» To do: Transcribe the material word for word, but without the images.

(Data records)

────────────────

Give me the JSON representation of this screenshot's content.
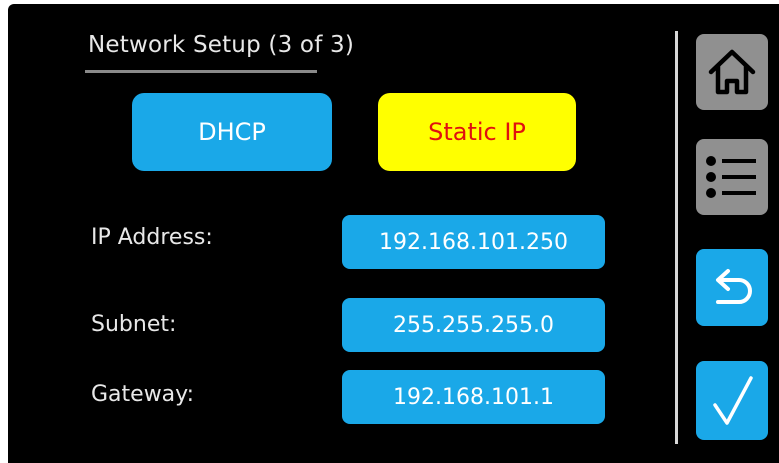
{
  "header": {
    "title": "Network Setup (3 of 3)"
  },
  "mode": {
    "dhcp_label": "DHCP",
    "static_label": "Static IP",
    "selected": "Static IP"
  },
  "fields": {
    "ip": {
      "label": "IP Address:",
      "value": "192.168.101.250"
    },
    "subnet": {
      "label": "Subnet:",
      "value": "255.255.255.0"
    },
    "gateway": {
      "label": "Gateway:",
      "value": "192.168.101.1"
    }
  },
  "sidebar": {
    "buttons": [
      "home-icon",
      "menu-icon",
      "back-icon",
      "checkmark-icon"
    ]
  },
  "colors": {
    "background": "#000000",
    "button_blue": "#1aa8e8",
    "selected_yellow": "#ffff00",
    "selected_text_red": "#e01010",
    "nav_gray": "#909090"
  }
}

────────────────

» Answer below:
Give me the JSON representation of this screenshot's content.
{
  "header": {
    "title": "Network Setup (3 of 3)"
  },
  "mode": {
    "dhcp_label": "DHCP",
    "static_label": "Static IP",
    "selected": "Static IP"
  },
  "fields": {
    "ip": {
      "label": "IP Address:",
      "value": "192.168.101.250"
    },
    "subnet": {
      "label": "Subnet:",
      "value": "255.255.255.0"
    },
    "gateway": {
      "label": "Gateway:",
      "value": "192.168.101.1"
    }
  },
  "sidebar": {
    "buttons": [
      "home-icon",
      "menu-icon",
      "back-icon",
      "checkmark-icon"
    ]
  },
  "colors": {
    "background": "#000000",
    "button_blue": "#1aa8e8",
    "selected_yellow": "#ffff00",
    "selected_text_red": "#e01010",
    "nav_gray": "#909090"
  }
}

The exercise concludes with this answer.